Exercise objective: Gather the lines that hold the string "cena".

The records:
========================================================================

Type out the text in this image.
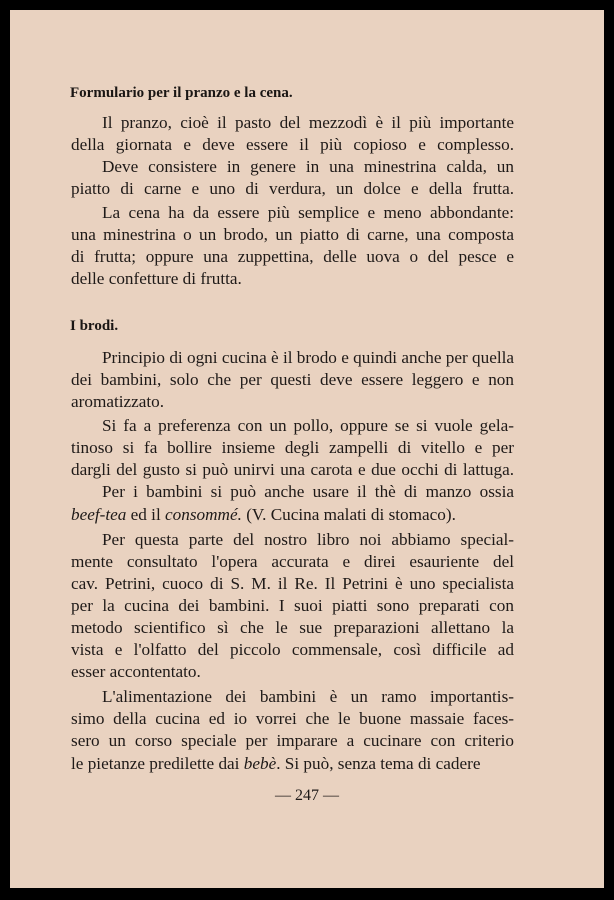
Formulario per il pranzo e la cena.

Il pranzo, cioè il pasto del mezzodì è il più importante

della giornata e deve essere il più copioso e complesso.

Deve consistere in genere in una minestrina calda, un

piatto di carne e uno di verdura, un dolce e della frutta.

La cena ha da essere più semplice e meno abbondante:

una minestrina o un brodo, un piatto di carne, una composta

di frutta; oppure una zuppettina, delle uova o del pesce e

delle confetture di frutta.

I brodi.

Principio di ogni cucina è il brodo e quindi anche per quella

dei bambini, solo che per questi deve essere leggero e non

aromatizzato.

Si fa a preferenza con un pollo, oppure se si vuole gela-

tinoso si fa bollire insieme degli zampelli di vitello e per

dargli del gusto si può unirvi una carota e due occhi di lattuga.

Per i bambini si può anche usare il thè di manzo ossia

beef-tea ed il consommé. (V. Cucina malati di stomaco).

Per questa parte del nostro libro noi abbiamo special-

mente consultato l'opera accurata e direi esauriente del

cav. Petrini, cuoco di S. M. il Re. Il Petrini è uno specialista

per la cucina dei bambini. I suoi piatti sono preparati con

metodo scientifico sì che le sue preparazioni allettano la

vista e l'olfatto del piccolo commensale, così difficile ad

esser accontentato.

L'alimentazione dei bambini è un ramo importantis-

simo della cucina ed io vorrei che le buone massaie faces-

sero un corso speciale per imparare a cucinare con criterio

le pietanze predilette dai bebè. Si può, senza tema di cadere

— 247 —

========================================================================

Answer for this exercise:
Formulario per il pranzo e la cena.
La cena ha da essere più semplice e meno abbondante:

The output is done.